### What is required
The records follow. Give them all back exactly.

### Information shown

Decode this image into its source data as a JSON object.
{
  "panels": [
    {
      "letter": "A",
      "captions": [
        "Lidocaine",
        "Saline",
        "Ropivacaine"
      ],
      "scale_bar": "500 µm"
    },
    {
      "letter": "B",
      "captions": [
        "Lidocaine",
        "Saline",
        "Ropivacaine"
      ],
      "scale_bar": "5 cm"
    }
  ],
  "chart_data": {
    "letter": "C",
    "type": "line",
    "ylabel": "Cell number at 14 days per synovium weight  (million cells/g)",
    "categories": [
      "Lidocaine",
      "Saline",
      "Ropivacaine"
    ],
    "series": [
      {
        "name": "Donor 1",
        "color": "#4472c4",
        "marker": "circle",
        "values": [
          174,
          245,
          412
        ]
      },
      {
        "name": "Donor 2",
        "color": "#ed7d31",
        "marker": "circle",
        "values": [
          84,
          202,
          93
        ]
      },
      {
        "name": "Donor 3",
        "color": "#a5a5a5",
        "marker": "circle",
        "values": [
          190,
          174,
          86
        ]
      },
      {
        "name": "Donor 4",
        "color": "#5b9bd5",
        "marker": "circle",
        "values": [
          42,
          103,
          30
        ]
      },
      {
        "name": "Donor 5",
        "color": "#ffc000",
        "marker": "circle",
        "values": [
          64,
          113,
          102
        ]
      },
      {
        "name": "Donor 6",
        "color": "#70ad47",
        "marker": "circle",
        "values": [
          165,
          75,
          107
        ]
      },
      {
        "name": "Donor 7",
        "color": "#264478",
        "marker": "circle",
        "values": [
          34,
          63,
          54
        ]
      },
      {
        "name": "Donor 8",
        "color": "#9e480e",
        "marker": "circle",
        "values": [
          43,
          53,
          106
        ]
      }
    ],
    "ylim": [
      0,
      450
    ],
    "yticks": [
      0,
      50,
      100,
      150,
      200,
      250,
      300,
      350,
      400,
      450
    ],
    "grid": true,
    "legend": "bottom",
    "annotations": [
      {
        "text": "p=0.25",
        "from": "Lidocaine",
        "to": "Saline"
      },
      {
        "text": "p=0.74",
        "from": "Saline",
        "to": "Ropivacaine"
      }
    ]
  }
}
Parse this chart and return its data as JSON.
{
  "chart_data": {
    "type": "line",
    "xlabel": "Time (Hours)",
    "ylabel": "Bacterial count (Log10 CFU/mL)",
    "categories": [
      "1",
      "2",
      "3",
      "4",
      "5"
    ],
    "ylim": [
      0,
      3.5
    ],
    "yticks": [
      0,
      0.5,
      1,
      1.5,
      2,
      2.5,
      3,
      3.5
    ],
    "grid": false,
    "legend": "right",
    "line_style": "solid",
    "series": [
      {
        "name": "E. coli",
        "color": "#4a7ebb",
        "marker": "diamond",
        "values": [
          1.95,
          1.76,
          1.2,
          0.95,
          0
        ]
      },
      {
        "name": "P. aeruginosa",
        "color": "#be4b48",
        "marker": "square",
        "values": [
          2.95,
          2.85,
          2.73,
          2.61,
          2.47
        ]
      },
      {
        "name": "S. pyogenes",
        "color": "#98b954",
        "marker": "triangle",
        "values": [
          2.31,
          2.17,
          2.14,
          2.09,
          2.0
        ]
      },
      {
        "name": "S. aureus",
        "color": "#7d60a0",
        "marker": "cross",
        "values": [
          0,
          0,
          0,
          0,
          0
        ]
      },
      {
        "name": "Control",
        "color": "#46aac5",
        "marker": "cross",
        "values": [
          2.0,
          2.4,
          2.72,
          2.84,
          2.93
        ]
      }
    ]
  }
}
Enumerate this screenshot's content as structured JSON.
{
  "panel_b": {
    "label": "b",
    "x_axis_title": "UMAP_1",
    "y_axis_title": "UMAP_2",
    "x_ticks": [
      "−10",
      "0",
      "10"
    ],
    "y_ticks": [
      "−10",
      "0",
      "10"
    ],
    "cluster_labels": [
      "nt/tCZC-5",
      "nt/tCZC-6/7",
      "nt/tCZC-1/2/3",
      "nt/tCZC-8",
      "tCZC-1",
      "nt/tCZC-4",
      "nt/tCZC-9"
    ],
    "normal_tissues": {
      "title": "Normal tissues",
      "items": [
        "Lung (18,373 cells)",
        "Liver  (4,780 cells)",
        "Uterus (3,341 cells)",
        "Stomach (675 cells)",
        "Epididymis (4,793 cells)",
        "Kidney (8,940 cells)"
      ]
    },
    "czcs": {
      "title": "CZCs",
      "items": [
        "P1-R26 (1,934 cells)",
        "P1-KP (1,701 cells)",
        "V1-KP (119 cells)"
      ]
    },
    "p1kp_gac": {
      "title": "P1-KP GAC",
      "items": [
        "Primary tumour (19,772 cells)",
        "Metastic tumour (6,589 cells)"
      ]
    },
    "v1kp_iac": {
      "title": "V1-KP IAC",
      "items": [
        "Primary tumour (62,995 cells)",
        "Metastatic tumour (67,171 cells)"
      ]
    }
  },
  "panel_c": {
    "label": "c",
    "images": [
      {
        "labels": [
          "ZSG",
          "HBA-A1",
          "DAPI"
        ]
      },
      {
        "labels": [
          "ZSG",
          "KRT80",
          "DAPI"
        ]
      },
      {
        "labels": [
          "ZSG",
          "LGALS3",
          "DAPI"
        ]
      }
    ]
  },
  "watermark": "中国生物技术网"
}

### Result
Decode this image into its source data as a JSON object.
{
  "panels": [
    {
      "letter": "A",
      "captions": [
        "Lidocaine",
        "Saline",
        "Ropivacaine"
      ],
      "scale_bar": "500 µm"
    },
    {
      "letter": "B",
      "captions": [
        "Lidocaine",
        "Saline",
        "Ropivacaine"
      ],
      "scale_bar": "5 cm"
    }
  ],
  "chart_data": {
    "letter": "C",
    "type": "line",
    "ylabel": "Cell number at 14 days per synovium weight  (million cells/g)",
    "categories": [
      "Lidocaine",
      "Saline",
      "Ropivacaine"
    ],
    "series": [
      {
        "name": "Donor 1",
        "color": "#4472c4",
        "marker": "circle",
        "values": [
          174,
          245,
          412
        ]
      },
      {
        "name": "Donor 2",
        "color": "#ed7d31",
        "marker": "circle",
        "values": [
          84,
          202,
          93
        ]
      },
      {
        "name": "Donor 3",
        "color": "#a5a5a5",
        "marker": "circle",
        "values": [
          190,
          174,
          86
        ]
      },
      {
        "name": "Donor 4",
        "color": "#5b9bd5",
        "marker": "circle",
        "values": [
          42,
          103,
          30
        ]
      },
      {
        "name": "Donor 5",
        "color": "#ffc000",
        "marker": "circle",
        "values": [
          64,
          113,
          102
        ]
      },
      {
        "name": "Donor 6",
        "color": "#70ad47",
        "marker": "circle",
        "values": [
          165,
          75,
          107
        ]
      },
      {
        "name": "Donor 7",
        "color": "#264478",
        "marker": "circle",
        "values": [
          34,
          63,
          54
        ]
      },
      {
        "name": "Donor 8",
        "color": "#9e480e",
        "marker": "circle",
        "values": [
          43,
          53,
          106
        ]
      }
    ],
    "ylim": [
      0,
      450
    ],
    "yticks": [
      0,
      50,
      100,
      150,
      200,
      250,
      300,
      350,
      400,
      450
    ],
    "grid": true,
    "legend": "bottom",
    "annotations": [
      {
        "text": "p=0.25",
        "from": "Lidocaine",
        "to": "Saline"
      },
      {
        "text": "p=0.74",
        "from": "Saline",
        "to": "Ropivacaine"
      }
    ]
  }
}
Parse this chart and return its data as JSON.
{
  "chart_data": {
    "type": "line",
    "xlabel": "Time (Hours)",
    "ylabel": "Bacterial count (Log10 CFU/mL)",
    "categories": [
      "1",
      "2",
      "3",
      "4",
      "5"
    ],
    "ylim": [
      0,
      3.5
    ],
    "yticks": [
      0,
      0.5,
      1,
      1.5,
      2,
      2.5,
      3,
      3.5
    ],
    "grid": false,
    "legend": "right",
    "line_style": "solid",
    "series": [
      {
        "name": "E. coli",
        "color": "#4a7ebb",
        "marker": "diamond",
        "values": [
          1.95,
          1.76,
          1.2,
          0.95,
          0
        ]
      },
      {
        "name": "P. aeruginosa",
        "color": "#be4b48",
        "marker": "square",
        "values": [
          2.95,
          2.85,
          2.73,
          2.61,
          2.47
        ]
      },
      {
        "name": "S. pyogenes",
        "color": "#98b954",
        "marker": "triangle",
        "values": [
          2.31,
          2.17,
          2.14,
          2.09,
          2.0
        ]
      },
      {
        "name": "S. aureus",
        "color": "#7d60a0",
        "marker": "cross",
        "values": [
          0,
          0,
          0,
          0,
          0
        ]
      },
      {
        "name": "Control",
        "color": "#46aac5",
        "marker": "cross",
        "values": [
          2.0,
          2.4,
          2.72,
          2.84,
          2.93
        ]
      }
    ]
  }
}
Enumerate this screenshot's content as structured JSON.
{
  "panel_b": {
    "label": "b",
    "x_axis_title": "UMAP_1",
    "y_axis_title": "UMAP_2",
    "x_ticks": [
      "−10",
      "0",
      "10"
    ],
    "y_ticks": [
      "−10",
      "0",
      "10"
    ],
    "cluster_labels": [
      "nt/tCZC-5",
      "nt/tCZC-6/7",
      "nt/tCZC-1/2/3",
      "nt/tCZC-8",
      "tCZC-1",
      "nt/tCZC-4",
      "nt/tCZC-9"
    ],
    "normal_tissues": {
      "title": "Normal tissues",
      "items": [
        "Lung (18,373 cells)",
        "Liver  (4,780 cells)",
        "Uterus (3,341 cells)",
        "Stomach (675 cells)",
        "Epididymis (4,793 cells)",
        "Kidney (8,940 cells)"
      ]
    },
    "czcs": {
      "title": "CZCs",
      "items": [
        "P1-R26 (1,934 cells)",
        "P1-KP (1,701 cells)",
        "V1-KP (119 cells)"
      ]
    },
    "p1kp_gac": {
      "title": "P1-KP GAC",
      "items": [
        "Primary tumour (19,772 cells)",
        "Metastic tumour (6,589 cells)"
      ]
    },
    "v1kp_iac": {
      "title": "V1-KP IAC",
      "items": [
        "Primary tumour (62,995 cells)",
        "Metastatic tumour (67,171 cells)"
      ]
    }
  },
  "panel_c": {
    "label": "c",
    "images": [
      {
        "labels": [
          "ZSG",
          "HBA-A1",
          "DAPI"
        ]
      },
      {
        "labels": [
          "ZSG",
          "KRT80",
          "DAPI"
        ]
      },
      {
        "labels": [
          "ZSG",
          "LGALS3",
          "DAPI"
        ]
      }
    ]
  },
  "watermark": "中国生物技术网"
}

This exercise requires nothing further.